• Aim of the exercise:
Comb the records below for the string "Manager" and copy each line where it turns up.

Start of Provided records

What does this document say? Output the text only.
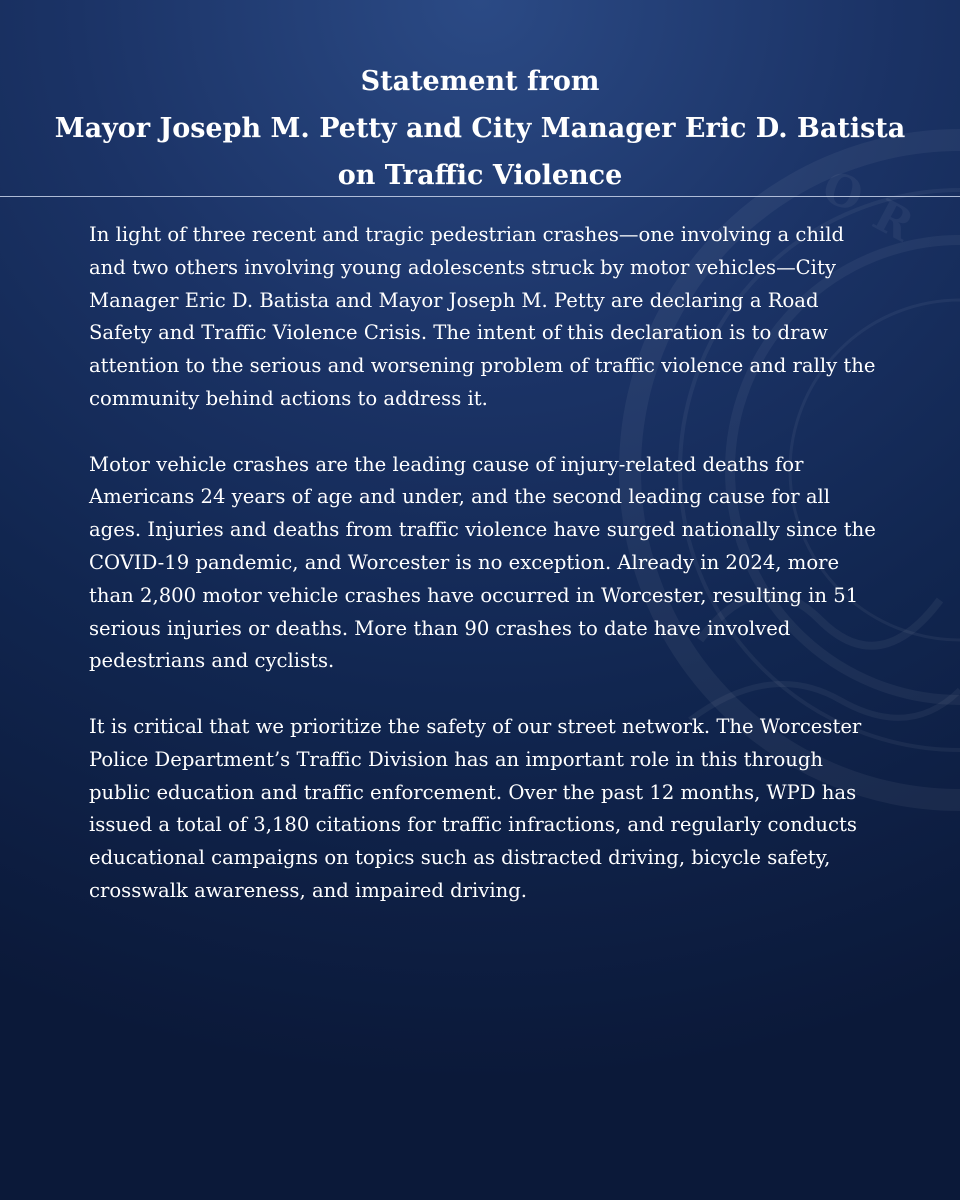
O
R
Statement from
Mayor Joseph M. Petty and City Manager Eric D. Batista
on Traffic Violence

In light of three recent and tragic pedestrian crashes—one involving a child
and two others involving young adolescents struck by motor vehicles—City
Manager Eric D. Batista and Mayor Joseph M. Petty are declaring a Road
Safety and Traffic Violence Crisis. The intent of this declaration is to draw
attention to the serious and worsening problem of traffic violence and rally the
community behind actions to address it.

Motor vehicle crashes are the leading cause of injury-related deaths for
Americans 24 years of age and under, and the second leading cause for all
ages. Injuries and deaths from traffic violence have surged nationally since the
COVID-19 pandemic, and Worcester is no exception. Already in 2024, more
than 2,800 motor vehicle crashes have occurred in Worcester, resulting in 51
serious injuries or deaths. More than 90 crashes to date have involved
pedestrians and cyclists.

It is critical that we prioritize the safety of our street network. The Worcester
Police Department’s Traffic Division has an important role in this through
public education and traffic enforcement. Over the past 12 months, WPD has
issued a total of 3,180 citations for traffic infractions, and regularly conducts
educational campaigns on topics such as distracted driving, bicycle safety,
crosswalk awareness, and impaired driving.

End of Provided records

• The response:
Mayor Joseph M. Petty and City Manager Eric D. Batista
Manager Eric D. Batista and Mayor Joseph M. Petty are declaring a Road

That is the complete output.